# WHAT YOU ARE ASKED TO DO
Copy out each entry precisely; no image belongs in the result.

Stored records
Start of Block

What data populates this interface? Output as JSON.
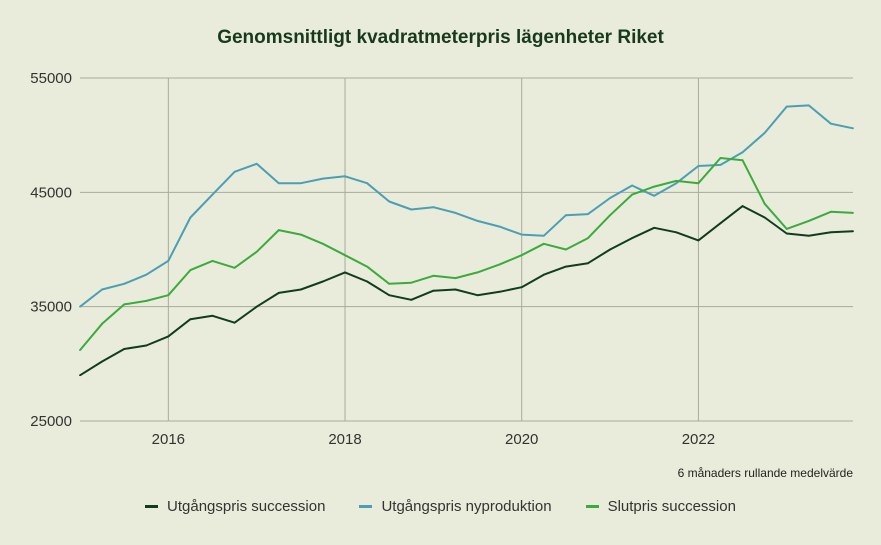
{
  "chart_data": {
    "type": "line",
    "title": "Genomsnittligt kvadratmeterpris lägenheter Riket",
    "annotation": "6 månaders rullande medelvärde",
    "xlabel": "",
    "ylabel": "",
    "ylim": [
      25000,
      55000
    ],
    "yticks": [
      25000,
      35000,
      45000,
      55000
    ],
    "ytick_labels": [
      "25000",
      "35000",
      "45000",
      "55000"
    ],
    "xlim": [
      2015.0,
      2023.75
    ],
    "xticks": [
      2016,
      2018,
      2020,
      2022
    ],
    "xtick_labels": [
      "2016",
      "2018",
      "2020",
      "2022"
    ],
    "grid": true,
    "legend_position": "bottom",
    "series": [
      {
        "name": "Utgångspris succession",
        "color": "#0f3d1f",
        "x": [
          2015.0,
          2015.25,
          2015.5,
          2015.75,
          2016.0,
          2016.25,
          2016.5,
          2016.75,
          2017.0,
          2017.25,
          2017.5,
          2017.75,
          2018.0,
          2018.25,
          2018.5,
          2018.75,
          2019.0,
          2019.25,
          2019.5,
          2019.75,
          2020.0,
          2020.25,
          2020.5,
          2020.75,
          2021.0,
          2021.25,
          2021.5,
          2021.75,
          2022.0,
          2022.25,
          2022.5,
          2022.75,
          2023.0,
          2023.25,
          2023.5,
          2023.75
        ],
        "values": [
          29000,
          30200,
          31300,
          31600,
          32400,
          33900,
          34200,
          33600,
          35000,
          36200,
          36500,
          37200,
          38000,
          37200,
          36000,
          35600,
          36400,
          36500,
          36000,
          36300,
          36700,
          37800,
          38500,
          38800,
          40000,
          41000,
          41900,
          41500,
          40800,
          42300,
          43800,
          42800,
          41400,
          41200,
          41500,
          41600
        ]
      },
      {
        "name": "Utgångspris nyproduktion",
        "color": "#4a9fb5",
        "x": [
          2015.0,
          2015.25,
          2015.5,
          2015.75,
          2016.0,
          2016.25,
          2016.5,
          2016.75,
          2017.0,
          2017.25,
          2017.5,
          2017.75,
          2018.0,
          2018.25,
          2018.5,
          2018.75,
          2019.0,
          2019.25,
          2019.5,
          2019.75,
          2020.0,
          2020.25,
          2020.5,
          2020.75,
          2021.0,
          2021.25,
          2021.5,
          2021.75,
          2022.0,
          2022.25,
          2022.5,
          2022.75,
          2023.0,
          2023.25,
          2023.5,
          2023.75
        ],
        "values": [
          35000,
          36500,
          37000,
          37800,
          39000,
          42800,
          44800,
          46800,
          47500,
          45800,
          45800,
          46200,
          46400,
          45800,
          44200,
          43500,
          43700,
          43200,
          42500,
          42000,
          41300,
          41200,
          43000,
          43100,
          44500,
          45600,
          44700,
          45800,
          47300,
          47400,
          48500,
          50200,
          52500,
          52600,
          51000,
          50600
        ]
      },
      {
        "name": "Slutpris succession",
        "color": "#3aab3c",
        "x": [
          2015.0,
          2015.25,
          2015.5,
          2015.75,
          2016.0,
          2016.25,
          2016.5,
          2016.75,
          2017.0,
          2017.25,
          2017.5,
          2017.75,
          2018.0,
          2018.25,
          2018.5,
          2018.75,
          2019.0,
          2019.25,
          2019.5,
          2019.75,
          2020.0,
          2020.25,
          2020.5,
          2020.75,
          2021.0,
          2021.25,
          2021.5,
          2021.75,
          2022.0,
          2022.25,
          2022.5,
          2022.75,
          2023.0,
          2023.25,
          2023.5,
          2023.75
        ],
        "values": [
          31200,
          33500,
          35200,
          35500,
          36000,
          38200,
          39000,
          38400,
          39800,
          41700,
          41300,
          40500,
          39500,
          38500,
          37000,
          37100,
          37700,
          37500,
          38000,
          38700,
          39500,
          40500,
          40000,
          41000,
          43000,
          44800,
          45500,
          46000,
          45800,
          48000,
          47800,
          44000,
          41800,
          42500,
          43300,
          43200
        ]
      }
    ]
  }
}
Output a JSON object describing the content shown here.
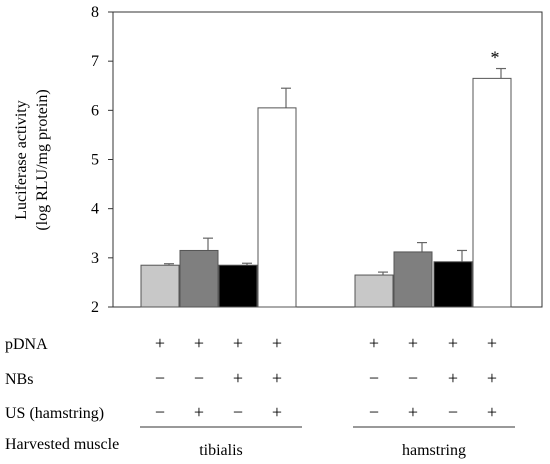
{
  "chart_data": {
    "type": "bar",
    "ylabel_line1": "Luciferase activity",
    "ylabel_line2": "(log RLU/mg protein)",
    "ylim": [
      2,
      8
    ],
    "yticks": [
      "2",
      "3",
      "4",
      "5",
      "6",
      "7",
      "8"
    ],
    "groups": [
      {
        "name": "tibialis",
        "bars": [
          {
            "value": 2.85,
            "error": 0.03,
            "color": "#c8c8c8",
            "sig": ""
          },
          {
            "value": 3.15,
            "error": 0.25,
            "color": "#7f7f7f",
            "sig": ""
          },
          {
            "value": 2.85,
            "error": 0.04,
            "color": "#000000",
            "sig": ""
          },
          {
            "value": 6.05,
            "error": 0.4,
            "color": "#ffffff",
            "sig": ""
          }
        ]
      },
      {
        "name": "hamstring",
        "bars": [
          {
            "value": 2.65,
            "error": 0.06,
            "color": "#c8c8c8",
            "sig": ""
          },
          {
            "value": 3.12,
            "error": 0.19,
            "color": "#7f7f7f",
            "sig": ""
          },
          {
            "value": 2.92,
            "error": 0.23,
            "color": "#000000",
            "sig": ""
          },
          {
            "value": 6.65,
            "error": 0.2,
            "color": "#ffffff",
            "sig": "*"
          }
        ]
      }
    ],
    "conditions": [
      {
        "label": "pDNA",
        "marks": [
          "+",
          "+",
          "+",
          "+",
          "+",
          "+",
          "+",
          "+"
        ]
      },
      {
        "label": "NBs",
        "marks": [
          "−",
          "−",
          "+",
          "+",
          "−",
          "−",
          "+",
          "+"
        ]
      },
      {
        "label": "US (hamstring)",
        "marks": [
          "−",
          "+",
          "−",
          "+",
          "−",
          "+",
          "−",
          "+"
        ]
      }
    ],
    "harvest_label": "Harvested muscle",
    "grid": false,
    "legend": "none"
  }
}
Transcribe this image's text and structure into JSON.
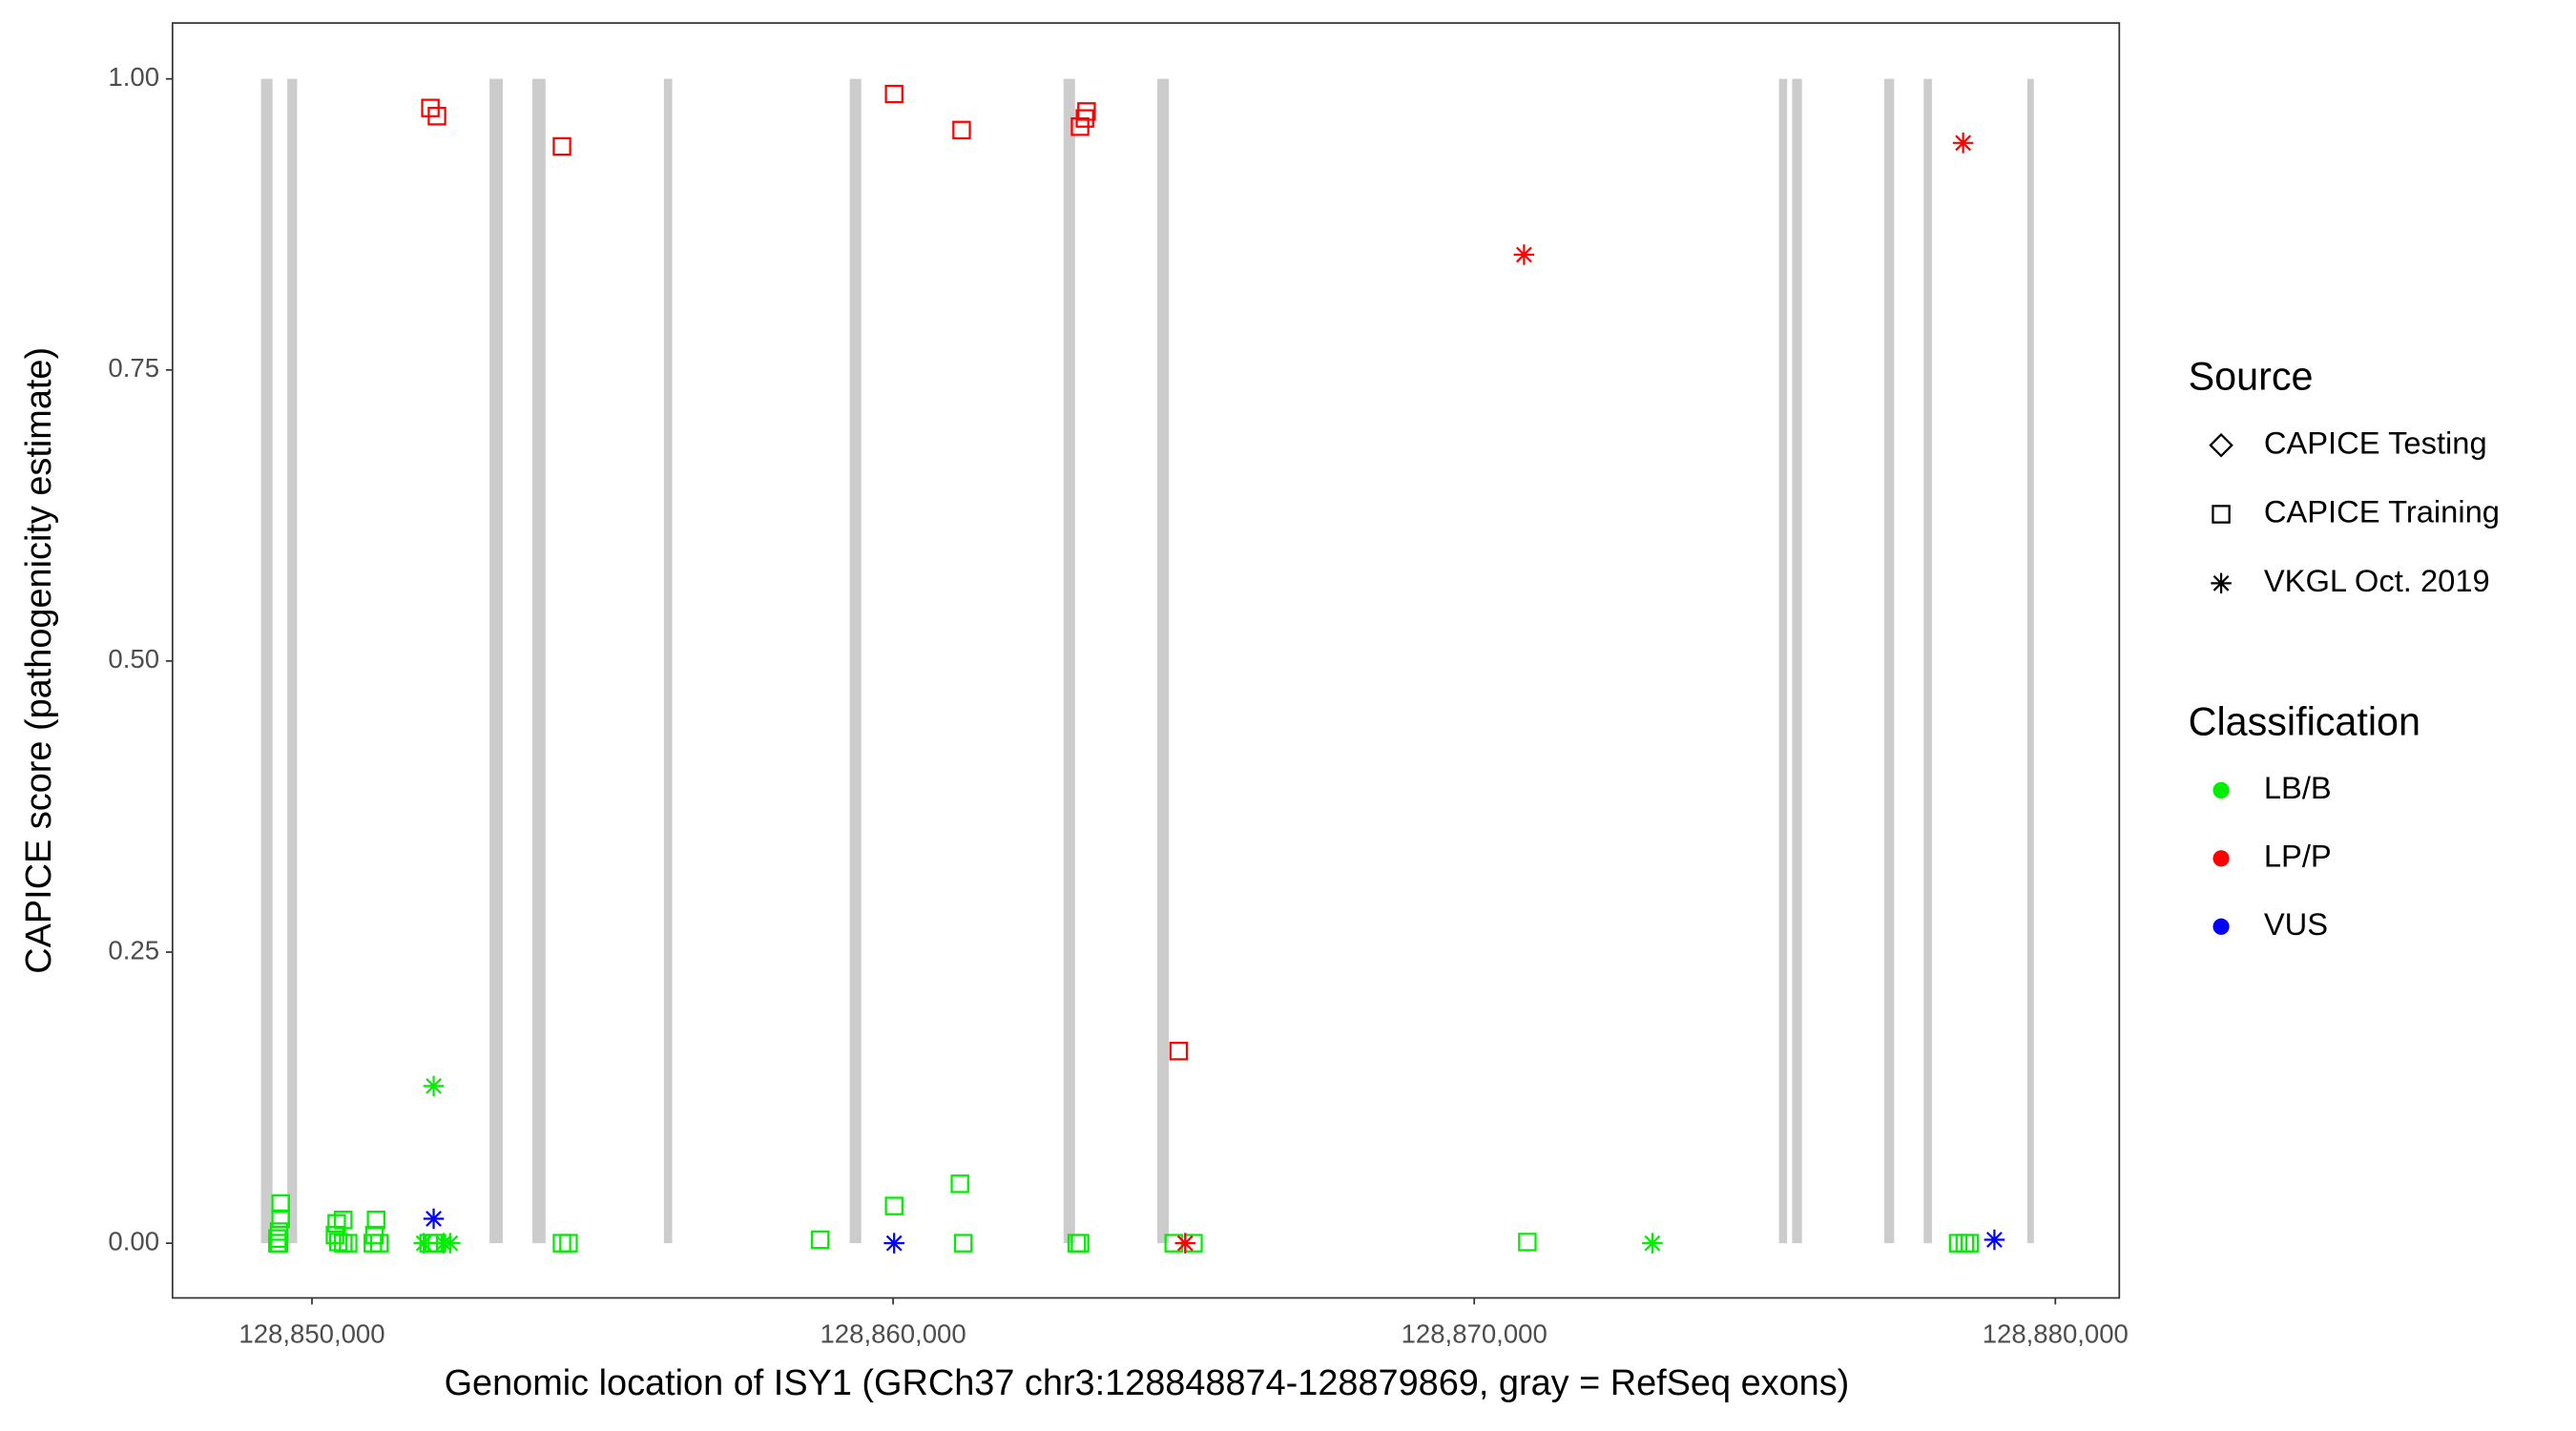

End of Block

# ANSWER FOR THIS EXERCISE
What data populates this interface? Output as JSON.
{
  "chart_data": {
    "type": "line",
    "title": "Genomsnittligt kvadratmeterpris lägenheter Riket",
    "annotation": "6 månaders rullande medelvärde",
    "xlabel": "",
    "ylabel": "",
    "ylim": [
      25000,
      55000
    ],
    "yticks": [
      25000,
      35000,
      45000,
      55000
    ],
    "ytick_labels": [
      "25000",
      "35000",
      "45000",
      "55000"
    ],
    "xlim": [
      2015.0,
      2023.75
    ],
    "xticks": [
      2016,
      2018,
      2020,
      2022
    ],
    "xtick_labels": [
      "2016",
      "2018",
      "2020",
      "2022"
    ],
    "grid": true,
    "legend_position": "bottom",
    "series": [
      {
        "name": "Utgångspris succession",
        "color": "#0f3d1f",
        "x": [
          2015.0,
          2015.25,
          2015.5,
          2015.75,
          2016.0,
          2016.25,
          2016.5,
          2016.75,
          2017.0,
          2017.25,
          2017.5,
          2017.75,
          2018.0,
          2018.25,
          2018.5,
          2018.75,
          2019.0,
          2019.25,
          2019.5,
          2019.75,
          2020.0,
          2020.25,
          2020.5,
          2020.75,
          2021.0,
          2021.25,
          2021.5,
          2021.75,
          2022.0,
          2022.25,
          2022.5,
          2022.75,
          2023.0,
          2023.25,
          2023.5,
          2023.75
        ],
        "values": [
          29000,
          30200,
          31300,
          31600,
          32400,
          33900,
          34200,
          33600,
          35000,
          36200,
          36500,
          37200,
          38000,
          37200,
          36000,
          35600,
          36400,
          36500,
          36000,
          36300,
          36700,
          37800,
          38500,
          38800,
          40000,
          41000,
          41900,
          41500,
          40800,
          42300,
          43800,
          42800,
          41400,
          41200,
          41500,
          41600
        ]
      },
      {
        "name": "Utgångspris nyproduktion",
        "color": "#4a9fb5",
        "x": [
          2015.0,
          2015.25,
          2015.5,
          2015.75,
          2016.0,
          2016.25,
          2016.5,
          2016.75,
          2017.0,
          2017.25,
          2017.5,
          2017.75,
          2018.0,
          2018.25,
          2018.5,
          2018.75,
          2019.0,
          2019.25,
          2019.5,
          2019.75,
          2020.0,
          2020.25,
          2020.5,
          2020.75,
          2021.0,
          2021.25,
          2021.5,
          2021.75,
          2022.0,
          2022.25,
          2022.5,
          2022.75,
          2023.0,
          2023.25,
          2023.5,
          2023.75
        ],
        "values": [
          35000,
          36500,
          37000,
          37800,
          39000,
          42800,
          44800,
          46800,
          47500,
          45800,
          45800,
          46200,
          46400,
          45800,
          44200,
          43500,
          43700,
          43200,
          42500,
          42000,
          41300,
          41200,
          43000,
          43100,
          44500,
          45600,
          44700,
          45800,
          47300,
          47400,
          48500,
          50200,
          52500,
          52600,
          51000,
          50600
        ]
      },
      {
        "name": "Slutpris succession",
        "color": "#3aab3c",
        "x": [
          2015.0,
          2015.25,
          2015.5,
          2015.75,
          2016.0,
          2016.25,
          2016.5,
          2016.75,
          2017.0,
          2017.25,
          2017.5,
          2017.75,
          2018.0,
          2018.25,
          2018.5,
          2018.75,
          2019.0,
          2019.25,
          2019.5,
          2019.75,
          2020.0,
          2020.25,
          2020.5,
          2020.75,
          2021.0,
          2021.25,
          2021.5,
          2021.75,
          2022.0,
          2022.25,
          2022.5,
          2022.75,
          2023.0,
          2023.25,
          2023.5,
          2023.75
        ],
        "values": [
          31200,
          33500,
          35200,
          35500,
          36000,
          38200,
          39000,
          38400,
          39800,
          41700,
          41300,
          40500,
          39500,
          38500,
          37000,
          37100,
          37700,
          37500,
          38000,
          38700,
          39500,
          40500,
          40000,
          41000,
          43000,
          44800,
          45500,
          46000,
          45800,
          48000,
          47800,
          44000,
          41800,
          42500,
          43300,
          43200
        ]
      }
    ]
  }
}
Output a JSON object describing the content shown here.
{
  "chart_data": {
    "type": "bar",
    "ylabel_line1": "Luciferase activity",
    "ylabel_line2": "(log RLU/mg protein)",
    "ylim": [
      2,
      8
    ],
    "yticks": [
      "2",
      "3",
      "4",
      "5",
      "6",
      "7",
      "8"
    ],
    "groups": [
      {
        "name": "tibialis",
        "bars": [
          {
            "value": 2.85,
            "error": 0.03,
            "color": "#c8c8c8",
            "sig": ""
          },
          {
            "value": 3.15,
            "error": 0.25,
            "color": "#7f7f7f",
            "sig": ""
          },
          {
            "value": 2.85,
            "error": 0.04,
            "color": "#000000",
            "sig": ""
          },
          {
            "value": 6.05,
            "error": 0.4,
            "color": "#ffffff",
            "sig": ""
          }
        ]
      },
      {
        "name": "hamstring",
        "bars": [
          {
            "value": 2.65,
            "error": 0.06,
            "color": "#c8c8c8",
            "sig": ""
          },
          {
            "value": 3.12,
            "error": 0.19,
            "color": "#7f7f7f",
            "sig": ""
          },
          {
            "value": 2.92,
            "error": 0.23,
            "color": "#000000",
            "sig": ""
          },
          {
            "value": 6.65,
            "error": 0.2,
            "color": "#ffffff",
            "sig": "*"
          }
        ]
      }
    ],
    "conditions": [
      {
        "label": "pDNA",
        "marks": [
          "+",
          "+",
          "+",
          "+",
          "+",
          "+",
          "+",
          "+"
        ]
      },
      {
        "label": "NBs",
        "marks": [
          "−",
          "−",
          "+",
          "+",
          "−",
          "−",
          "+",
          "+"
        ]
      },
      {
        "label": "US (hamstring)",
        "marks": [
          "−",
          "+",
          "−",
          "+",
          "−",
          "+",
          "−",
          "+"
        ]
      }
    ],
    "harvest_label": "Harvested muscle",
    "grid": false,
    "legend": "none"
  }
}
Transcribe this image's text and structure into JSON.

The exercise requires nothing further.